» **Written exercise**: Repeat the records verbatim and leave the pictures out of your copy.

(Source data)
::::::

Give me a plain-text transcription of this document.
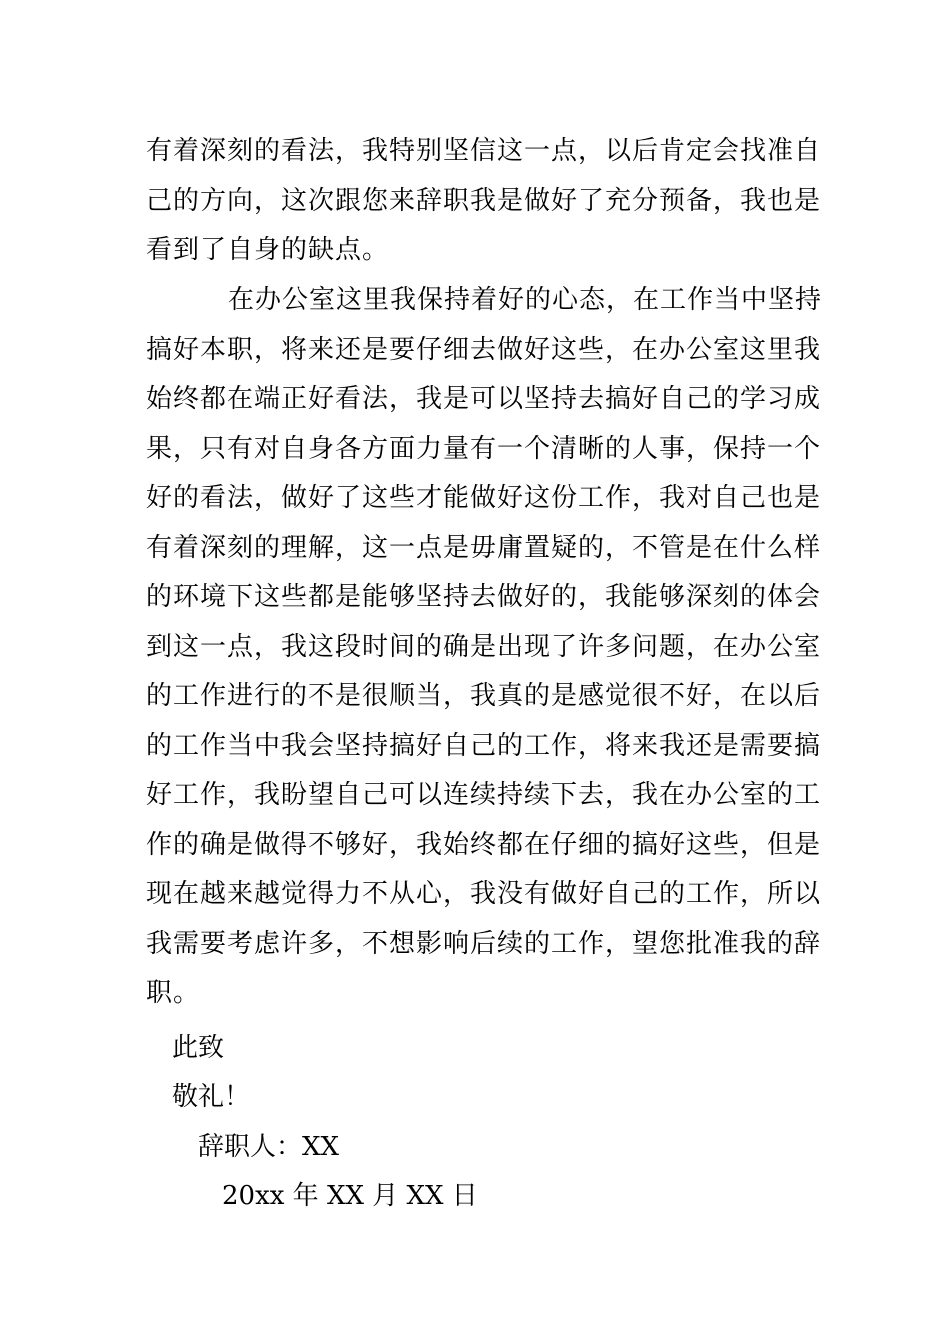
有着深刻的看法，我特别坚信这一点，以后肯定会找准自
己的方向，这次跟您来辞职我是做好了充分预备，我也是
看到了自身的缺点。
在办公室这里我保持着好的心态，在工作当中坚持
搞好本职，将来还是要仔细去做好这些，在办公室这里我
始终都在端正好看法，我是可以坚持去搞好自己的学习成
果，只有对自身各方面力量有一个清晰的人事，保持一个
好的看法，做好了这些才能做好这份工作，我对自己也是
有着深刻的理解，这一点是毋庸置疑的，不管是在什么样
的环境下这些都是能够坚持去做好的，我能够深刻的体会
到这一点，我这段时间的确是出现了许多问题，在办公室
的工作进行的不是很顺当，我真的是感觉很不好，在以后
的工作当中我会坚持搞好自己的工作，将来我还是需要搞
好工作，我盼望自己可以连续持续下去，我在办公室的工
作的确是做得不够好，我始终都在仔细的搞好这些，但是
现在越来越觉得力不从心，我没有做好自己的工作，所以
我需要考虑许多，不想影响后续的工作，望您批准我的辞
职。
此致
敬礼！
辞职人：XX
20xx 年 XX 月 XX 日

::::::

» **Result of the task**:
Give me a plain-text transcription of this document.
有着深刻的看法，我特别坚信这一点，以后肯定会找准自
己的方向，这次跟您来辞职我是做好了充分预备，我也是
看到了自身的缺点。
在办公室这里我保持着好的心态，在工作当中坚持
搞好本职，将来还是要仔细去做好这些，在办公室这里我
始终都在端正好看法，我是可以坚持去搞好自己的学习成
果，只有对自身各方面力量有一个清晰的人事，保持一个
好的看法，做好了这些才能做好这份工作，我对自己也是
有着深刻的理解，这一点是毋庸置疑的，不管是在什么样
的环境下这些都是能够坚持去做好的，我能够深刻的体会
到这一点，我这段时间的确是出现了许多问题，在办公室
的工作进行的不是很顺当，我真的是感觉很不好，在以后
的工作当中我会坚持搞好自己的工作，将来我还是需要搞
好工作，我盼望自己可以连续持续下去，我在办公室的工
作的确是做得不够好，我始终都在仔细的搞好这些，但是
现在越来越觉得力不从心，我没有做好自己的工作，所以
我需要考虑许多，不想影响后续的工作，望您批准我的辞
职。
此致
敬礼！
辞职人：XX
20xx 年 XX 月 XX 日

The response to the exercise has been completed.